EXERCISE OBJECTIVE: Return only the count of lines in which the word "name" appears.

------------------------------------------------

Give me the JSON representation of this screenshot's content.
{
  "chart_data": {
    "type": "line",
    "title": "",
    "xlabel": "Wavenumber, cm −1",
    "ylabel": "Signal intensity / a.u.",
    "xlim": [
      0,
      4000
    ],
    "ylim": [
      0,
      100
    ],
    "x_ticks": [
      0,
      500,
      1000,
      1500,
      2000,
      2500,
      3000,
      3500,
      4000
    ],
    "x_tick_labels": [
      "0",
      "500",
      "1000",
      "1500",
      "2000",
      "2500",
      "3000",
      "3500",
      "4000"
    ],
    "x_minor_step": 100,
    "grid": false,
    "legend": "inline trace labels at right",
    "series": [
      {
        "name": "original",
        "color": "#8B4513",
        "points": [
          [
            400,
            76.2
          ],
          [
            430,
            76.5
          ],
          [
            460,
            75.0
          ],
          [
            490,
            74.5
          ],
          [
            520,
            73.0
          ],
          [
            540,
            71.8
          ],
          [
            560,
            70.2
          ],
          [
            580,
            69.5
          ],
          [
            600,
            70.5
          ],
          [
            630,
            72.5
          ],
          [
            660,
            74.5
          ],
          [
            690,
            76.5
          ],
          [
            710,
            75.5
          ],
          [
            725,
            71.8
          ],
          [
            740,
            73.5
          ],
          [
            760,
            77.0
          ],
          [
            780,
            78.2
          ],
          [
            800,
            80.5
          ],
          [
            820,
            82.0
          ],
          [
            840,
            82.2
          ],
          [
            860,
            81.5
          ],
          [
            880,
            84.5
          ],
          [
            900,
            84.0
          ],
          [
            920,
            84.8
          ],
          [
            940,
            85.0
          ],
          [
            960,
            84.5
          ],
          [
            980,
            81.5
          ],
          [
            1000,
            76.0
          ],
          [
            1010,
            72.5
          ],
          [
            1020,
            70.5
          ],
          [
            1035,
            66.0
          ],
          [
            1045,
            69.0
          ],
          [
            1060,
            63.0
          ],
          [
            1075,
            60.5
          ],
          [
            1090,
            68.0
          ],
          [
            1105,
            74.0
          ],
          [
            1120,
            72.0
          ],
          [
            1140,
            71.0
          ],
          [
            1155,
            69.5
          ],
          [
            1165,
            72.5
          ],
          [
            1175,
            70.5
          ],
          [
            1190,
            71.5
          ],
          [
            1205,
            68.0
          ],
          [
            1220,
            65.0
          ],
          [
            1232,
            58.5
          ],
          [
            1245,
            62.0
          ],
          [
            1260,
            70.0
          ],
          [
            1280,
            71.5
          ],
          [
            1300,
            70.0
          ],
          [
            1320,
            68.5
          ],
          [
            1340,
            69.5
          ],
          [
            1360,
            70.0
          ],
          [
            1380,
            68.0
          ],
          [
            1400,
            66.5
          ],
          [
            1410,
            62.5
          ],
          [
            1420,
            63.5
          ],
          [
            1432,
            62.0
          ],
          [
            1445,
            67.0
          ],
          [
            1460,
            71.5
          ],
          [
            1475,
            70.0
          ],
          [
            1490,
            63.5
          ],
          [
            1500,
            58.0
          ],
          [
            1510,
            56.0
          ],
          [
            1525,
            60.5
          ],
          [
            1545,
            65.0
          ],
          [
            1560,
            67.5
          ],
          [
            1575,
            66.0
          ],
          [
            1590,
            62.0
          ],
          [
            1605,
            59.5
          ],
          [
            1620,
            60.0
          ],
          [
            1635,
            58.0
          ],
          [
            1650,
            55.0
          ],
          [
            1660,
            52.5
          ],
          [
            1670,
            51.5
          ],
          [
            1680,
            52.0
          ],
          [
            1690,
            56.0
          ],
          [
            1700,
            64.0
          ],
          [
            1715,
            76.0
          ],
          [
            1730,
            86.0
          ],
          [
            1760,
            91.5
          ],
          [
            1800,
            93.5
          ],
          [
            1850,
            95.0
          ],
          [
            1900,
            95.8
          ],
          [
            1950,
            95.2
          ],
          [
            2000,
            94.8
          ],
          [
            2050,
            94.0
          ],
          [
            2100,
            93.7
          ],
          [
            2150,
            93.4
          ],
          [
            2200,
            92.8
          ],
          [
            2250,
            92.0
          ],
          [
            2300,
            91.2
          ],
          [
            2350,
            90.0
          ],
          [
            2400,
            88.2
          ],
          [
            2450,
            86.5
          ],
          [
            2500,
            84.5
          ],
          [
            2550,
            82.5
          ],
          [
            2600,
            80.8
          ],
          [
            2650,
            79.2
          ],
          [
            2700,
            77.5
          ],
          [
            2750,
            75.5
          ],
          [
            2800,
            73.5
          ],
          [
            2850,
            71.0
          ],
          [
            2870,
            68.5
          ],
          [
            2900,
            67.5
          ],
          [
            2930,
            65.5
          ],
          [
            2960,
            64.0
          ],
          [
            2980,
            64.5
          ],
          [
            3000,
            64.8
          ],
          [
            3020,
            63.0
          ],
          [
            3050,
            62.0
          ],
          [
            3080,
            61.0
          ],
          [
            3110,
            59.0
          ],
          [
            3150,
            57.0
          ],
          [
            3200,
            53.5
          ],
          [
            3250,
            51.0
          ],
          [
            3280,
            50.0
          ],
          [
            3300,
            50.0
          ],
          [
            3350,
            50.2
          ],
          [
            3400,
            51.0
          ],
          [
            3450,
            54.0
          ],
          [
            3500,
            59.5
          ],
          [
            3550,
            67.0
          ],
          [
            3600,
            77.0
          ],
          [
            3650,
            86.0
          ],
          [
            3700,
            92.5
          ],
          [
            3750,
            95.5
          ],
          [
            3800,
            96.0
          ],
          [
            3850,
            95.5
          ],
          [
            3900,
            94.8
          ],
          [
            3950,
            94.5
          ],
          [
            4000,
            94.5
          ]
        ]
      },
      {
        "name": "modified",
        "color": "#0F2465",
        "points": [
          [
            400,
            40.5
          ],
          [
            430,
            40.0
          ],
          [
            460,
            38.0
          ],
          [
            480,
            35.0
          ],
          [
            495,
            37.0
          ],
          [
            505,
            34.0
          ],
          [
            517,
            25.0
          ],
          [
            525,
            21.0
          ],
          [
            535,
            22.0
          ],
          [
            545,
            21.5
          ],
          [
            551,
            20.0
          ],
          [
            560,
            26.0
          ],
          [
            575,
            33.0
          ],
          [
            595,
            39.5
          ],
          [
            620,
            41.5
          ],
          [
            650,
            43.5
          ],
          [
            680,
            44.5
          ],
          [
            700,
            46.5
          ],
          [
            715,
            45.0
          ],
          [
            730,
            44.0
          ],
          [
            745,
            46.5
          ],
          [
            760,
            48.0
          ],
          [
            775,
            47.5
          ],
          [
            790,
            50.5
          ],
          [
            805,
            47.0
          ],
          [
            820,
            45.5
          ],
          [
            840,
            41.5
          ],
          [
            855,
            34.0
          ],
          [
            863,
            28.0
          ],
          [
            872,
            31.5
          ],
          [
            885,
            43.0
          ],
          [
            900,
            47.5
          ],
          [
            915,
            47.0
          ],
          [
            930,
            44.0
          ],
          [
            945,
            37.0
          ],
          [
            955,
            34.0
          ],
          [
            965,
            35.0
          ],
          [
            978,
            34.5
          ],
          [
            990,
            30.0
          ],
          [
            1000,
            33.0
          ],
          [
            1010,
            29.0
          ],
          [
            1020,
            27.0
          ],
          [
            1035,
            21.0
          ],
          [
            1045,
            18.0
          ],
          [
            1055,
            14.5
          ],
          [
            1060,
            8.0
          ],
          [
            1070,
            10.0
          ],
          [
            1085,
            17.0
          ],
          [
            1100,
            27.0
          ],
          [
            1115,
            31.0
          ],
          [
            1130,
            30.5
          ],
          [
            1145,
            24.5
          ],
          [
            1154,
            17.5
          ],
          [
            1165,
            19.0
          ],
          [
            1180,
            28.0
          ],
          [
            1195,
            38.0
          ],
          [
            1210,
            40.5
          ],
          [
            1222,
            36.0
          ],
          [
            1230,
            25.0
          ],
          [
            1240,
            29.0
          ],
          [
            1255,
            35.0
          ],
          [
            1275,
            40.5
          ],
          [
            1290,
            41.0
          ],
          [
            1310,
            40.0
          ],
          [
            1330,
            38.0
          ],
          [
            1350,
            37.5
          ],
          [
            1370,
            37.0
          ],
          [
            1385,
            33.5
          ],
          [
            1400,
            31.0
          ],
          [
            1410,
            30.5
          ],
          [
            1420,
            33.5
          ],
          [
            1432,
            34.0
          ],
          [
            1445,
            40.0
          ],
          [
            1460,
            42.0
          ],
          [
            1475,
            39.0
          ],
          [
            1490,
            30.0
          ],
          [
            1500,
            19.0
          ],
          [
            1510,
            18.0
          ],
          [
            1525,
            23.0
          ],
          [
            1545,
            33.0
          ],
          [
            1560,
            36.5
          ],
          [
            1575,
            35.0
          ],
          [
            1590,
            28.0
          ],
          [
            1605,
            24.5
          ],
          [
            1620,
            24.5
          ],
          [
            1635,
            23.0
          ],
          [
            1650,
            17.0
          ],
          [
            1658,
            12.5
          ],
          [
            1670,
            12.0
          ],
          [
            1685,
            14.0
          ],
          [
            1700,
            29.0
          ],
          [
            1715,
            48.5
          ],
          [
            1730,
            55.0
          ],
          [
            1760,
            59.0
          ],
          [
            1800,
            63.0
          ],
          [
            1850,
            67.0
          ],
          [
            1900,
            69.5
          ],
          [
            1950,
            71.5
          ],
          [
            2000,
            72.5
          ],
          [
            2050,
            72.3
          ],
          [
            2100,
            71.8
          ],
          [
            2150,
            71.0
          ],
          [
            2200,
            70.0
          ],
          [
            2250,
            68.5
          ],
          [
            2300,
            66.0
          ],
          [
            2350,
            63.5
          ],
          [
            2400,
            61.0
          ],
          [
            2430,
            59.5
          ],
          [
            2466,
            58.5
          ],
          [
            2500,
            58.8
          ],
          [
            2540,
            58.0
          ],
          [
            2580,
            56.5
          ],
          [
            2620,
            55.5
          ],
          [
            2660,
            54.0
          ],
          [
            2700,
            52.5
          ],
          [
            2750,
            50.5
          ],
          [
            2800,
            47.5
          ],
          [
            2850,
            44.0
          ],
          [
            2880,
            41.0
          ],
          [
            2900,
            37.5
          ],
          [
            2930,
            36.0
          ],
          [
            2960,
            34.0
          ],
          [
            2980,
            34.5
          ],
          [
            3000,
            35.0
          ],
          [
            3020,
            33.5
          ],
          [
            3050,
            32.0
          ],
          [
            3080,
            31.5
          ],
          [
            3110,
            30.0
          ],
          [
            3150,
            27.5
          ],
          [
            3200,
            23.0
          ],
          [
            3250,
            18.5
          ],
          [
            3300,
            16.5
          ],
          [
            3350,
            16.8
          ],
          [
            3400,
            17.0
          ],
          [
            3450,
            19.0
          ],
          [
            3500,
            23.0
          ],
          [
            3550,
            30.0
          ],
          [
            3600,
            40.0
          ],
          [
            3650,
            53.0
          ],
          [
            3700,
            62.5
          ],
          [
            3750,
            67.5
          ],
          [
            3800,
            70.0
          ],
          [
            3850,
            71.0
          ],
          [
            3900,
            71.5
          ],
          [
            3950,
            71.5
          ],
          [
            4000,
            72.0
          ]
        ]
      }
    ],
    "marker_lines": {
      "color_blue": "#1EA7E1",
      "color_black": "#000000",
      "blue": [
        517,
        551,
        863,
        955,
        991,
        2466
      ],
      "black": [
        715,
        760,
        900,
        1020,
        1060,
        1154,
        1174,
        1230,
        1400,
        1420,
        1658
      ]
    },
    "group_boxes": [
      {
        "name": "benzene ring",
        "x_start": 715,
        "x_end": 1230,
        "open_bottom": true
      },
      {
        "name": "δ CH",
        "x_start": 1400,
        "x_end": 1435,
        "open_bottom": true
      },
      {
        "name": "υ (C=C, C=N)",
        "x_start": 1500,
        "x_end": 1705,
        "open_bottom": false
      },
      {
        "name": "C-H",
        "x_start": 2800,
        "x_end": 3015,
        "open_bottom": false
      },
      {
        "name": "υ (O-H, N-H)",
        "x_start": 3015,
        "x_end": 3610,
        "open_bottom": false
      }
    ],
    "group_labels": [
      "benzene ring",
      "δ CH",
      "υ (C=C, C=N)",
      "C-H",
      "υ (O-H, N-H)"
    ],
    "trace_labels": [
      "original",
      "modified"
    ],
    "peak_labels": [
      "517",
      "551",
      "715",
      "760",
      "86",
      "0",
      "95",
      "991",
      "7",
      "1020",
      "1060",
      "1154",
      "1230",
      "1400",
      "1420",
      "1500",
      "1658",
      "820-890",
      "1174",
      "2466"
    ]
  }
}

------------------------------------------------

FINISHED TASK: 7